■ Request ■
Transcribe the data word for word, beginning at its first line and stopping after the line that contains "x-tick-label: 11:33:00 AM: [1363, 498, 1468, 519]". Include both of those lines.

■ Data for the task ■
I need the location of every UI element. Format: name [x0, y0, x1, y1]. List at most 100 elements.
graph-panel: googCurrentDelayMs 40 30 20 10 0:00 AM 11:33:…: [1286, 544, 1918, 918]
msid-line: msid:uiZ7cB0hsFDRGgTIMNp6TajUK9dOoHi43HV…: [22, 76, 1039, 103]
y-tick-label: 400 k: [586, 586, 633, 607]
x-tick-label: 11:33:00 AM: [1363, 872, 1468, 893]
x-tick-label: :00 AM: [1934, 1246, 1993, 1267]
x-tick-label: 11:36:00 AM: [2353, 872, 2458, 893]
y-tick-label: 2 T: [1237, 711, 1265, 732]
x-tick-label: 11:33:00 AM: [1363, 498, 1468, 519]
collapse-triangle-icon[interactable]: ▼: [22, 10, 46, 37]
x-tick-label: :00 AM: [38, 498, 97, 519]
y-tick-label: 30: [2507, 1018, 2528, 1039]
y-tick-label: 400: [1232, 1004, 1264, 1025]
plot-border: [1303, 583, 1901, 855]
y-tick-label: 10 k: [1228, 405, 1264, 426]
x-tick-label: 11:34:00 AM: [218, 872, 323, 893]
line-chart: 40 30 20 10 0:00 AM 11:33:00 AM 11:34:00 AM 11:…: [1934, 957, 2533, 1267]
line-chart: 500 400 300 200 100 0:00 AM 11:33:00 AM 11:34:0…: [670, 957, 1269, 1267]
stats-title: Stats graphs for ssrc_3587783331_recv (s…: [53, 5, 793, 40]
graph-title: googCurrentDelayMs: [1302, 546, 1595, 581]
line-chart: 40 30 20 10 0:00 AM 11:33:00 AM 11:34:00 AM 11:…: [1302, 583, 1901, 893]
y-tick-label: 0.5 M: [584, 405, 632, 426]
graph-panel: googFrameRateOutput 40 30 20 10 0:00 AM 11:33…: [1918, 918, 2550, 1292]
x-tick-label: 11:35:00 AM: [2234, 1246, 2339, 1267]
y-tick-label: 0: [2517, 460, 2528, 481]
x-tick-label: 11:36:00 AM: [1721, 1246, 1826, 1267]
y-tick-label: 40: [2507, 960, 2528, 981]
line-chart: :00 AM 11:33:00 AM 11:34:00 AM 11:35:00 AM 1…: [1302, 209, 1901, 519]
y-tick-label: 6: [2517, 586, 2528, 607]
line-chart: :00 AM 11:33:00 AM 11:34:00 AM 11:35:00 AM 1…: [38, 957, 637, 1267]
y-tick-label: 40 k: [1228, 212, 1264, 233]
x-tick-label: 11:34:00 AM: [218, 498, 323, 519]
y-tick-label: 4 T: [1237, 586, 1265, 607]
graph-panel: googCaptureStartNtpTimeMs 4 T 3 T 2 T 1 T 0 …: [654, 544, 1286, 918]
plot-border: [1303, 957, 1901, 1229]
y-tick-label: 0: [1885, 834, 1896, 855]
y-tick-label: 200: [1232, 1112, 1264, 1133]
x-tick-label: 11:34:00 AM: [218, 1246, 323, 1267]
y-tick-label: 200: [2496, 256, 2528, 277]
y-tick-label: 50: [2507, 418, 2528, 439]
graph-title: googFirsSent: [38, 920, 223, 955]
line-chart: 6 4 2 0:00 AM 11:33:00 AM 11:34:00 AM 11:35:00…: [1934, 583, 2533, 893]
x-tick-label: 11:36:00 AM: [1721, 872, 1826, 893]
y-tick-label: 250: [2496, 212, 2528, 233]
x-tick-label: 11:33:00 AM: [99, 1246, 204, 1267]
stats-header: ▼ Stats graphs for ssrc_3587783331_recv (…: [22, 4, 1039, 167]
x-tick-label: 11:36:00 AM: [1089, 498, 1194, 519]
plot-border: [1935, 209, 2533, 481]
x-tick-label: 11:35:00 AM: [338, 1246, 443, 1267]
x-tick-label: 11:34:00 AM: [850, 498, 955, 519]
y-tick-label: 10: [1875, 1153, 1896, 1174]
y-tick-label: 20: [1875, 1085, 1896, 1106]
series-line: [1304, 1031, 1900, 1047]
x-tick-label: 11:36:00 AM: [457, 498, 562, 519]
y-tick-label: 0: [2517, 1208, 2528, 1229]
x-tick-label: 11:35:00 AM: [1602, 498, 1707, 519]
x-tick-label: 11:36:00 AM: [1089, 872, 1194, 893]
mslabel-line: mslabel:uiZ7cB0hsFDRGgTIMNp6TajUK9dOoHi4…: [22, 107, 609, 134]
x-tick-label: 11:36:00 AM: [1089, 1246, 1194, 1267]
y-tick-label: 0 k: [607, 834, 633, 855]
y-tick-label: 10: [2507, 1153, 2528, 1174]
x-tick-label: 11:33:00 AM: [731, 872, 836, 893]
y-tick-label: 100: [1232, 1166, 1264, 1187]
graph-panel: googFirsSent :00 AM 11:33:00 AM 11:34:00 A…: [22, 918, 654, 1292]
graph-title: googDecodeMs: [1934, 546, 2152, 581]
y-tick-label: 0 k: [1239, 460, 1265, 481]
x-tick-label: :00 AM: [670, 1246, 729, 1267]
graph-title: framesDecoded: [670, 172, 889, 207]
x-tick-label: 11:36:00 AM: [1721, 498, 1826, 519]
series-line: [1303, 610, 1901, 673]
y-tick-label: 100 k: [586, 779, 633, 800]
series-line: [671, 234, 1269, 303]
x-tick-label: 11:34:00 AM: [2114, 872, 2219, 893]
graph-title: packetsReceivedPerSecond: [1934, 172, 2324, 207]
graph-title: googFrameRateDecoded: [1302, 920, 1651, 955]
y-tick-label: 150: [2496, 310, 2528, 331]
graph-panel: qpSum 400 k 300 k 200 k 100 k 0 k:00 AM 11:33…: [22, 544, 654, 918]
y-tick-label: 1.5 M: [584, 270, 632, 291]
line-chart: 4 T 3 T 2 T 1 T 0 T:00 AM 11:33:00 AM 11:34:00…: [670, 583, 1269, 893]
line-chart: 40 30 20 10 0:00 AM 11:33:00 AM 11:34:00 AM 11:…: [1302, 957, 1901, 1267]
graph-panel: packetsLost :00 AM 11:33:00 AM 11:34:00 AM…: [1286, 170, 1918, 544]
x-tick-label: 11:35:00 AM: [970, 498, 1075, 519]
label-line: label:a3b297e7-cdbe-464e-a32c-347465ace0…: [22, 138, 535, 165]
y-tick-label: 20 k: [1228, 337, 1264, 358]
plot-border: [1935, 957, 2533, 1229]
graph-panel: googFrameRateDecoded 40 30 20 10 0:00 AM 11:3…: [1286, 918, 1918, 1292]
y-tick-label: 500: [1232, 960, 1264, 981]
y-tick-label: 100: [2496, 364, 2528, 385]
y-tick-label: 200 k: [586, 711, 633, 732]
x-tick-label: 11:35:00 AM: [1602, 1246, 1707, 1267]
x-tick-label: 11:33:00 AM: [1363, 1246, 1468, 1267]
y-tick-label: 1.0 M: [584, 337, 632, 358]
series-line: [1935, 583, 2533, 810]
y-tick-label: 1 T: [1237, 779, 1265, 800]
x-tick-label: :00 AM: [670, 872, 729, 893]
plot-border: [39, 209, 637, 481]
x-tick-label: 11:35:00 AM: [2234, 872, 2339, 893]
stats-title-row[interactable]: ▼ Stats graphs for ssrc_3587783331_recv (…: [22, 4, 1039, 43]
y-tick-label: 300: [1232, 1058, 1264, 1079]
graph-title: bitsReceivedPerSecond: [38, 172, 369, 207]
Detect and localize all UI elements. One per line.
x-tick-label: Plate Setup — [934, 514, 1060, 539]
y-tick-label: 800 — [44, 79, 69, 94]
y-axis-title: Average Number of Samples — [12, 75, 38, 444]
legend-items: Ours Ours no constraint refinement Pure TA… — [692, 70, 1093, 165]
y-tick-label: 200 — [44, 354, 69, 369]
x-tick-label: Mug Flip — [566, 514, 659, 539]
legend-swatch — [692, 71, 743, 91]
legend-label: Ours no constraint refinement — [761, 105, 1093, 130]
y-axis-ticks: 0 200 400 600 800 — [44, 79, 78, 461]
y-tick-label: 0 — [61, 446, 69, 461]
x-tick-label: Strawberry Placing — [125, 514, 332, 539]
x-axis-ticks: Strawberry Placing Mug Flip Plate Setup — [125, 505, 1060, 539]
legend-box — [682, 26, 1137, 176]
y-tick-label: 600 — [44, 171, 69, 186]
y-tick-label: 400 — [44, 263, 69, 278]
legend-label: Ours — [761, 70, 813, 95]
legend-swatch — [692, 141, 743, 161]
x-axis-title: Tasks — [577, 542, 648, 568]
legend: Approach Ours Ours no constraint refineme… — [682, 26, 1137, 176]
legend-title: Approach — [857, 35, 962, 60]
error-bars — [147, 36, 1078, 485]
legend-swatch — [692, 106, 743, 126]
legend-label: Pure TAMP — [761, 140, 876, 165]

■ Finished exercise ■
I need the location of every UI element. Format: name [x0, y0, x1, y1]. List at most 100 elements.
graph-panel: googCurrentDelayMs 40 30 20 10 0:00 AM 11:33:…: [1286, 544, 1918, 918]
msid-line: msid:uiZ7cB0hsFDRGgTIMNp6TajUK9dOoHi43HV…: [22, 76, 1039, 103]
y-tick-label: 400 k: [586, 586, 633, 607]
x-tick-label: 11:33:00 AM: [1363, 872, 1468, 893]
x-tick-label: :00 AM: [1934, 1246, 1993, 1267]
x-tick-label: 11:36:00 AM: [2353, 872, 2458, 893]
y-tick-label: 2 T: [1237, 711, 1265, 732]
x-tick-label: 11:33:00 AM: [1363, 498, 1468, 519]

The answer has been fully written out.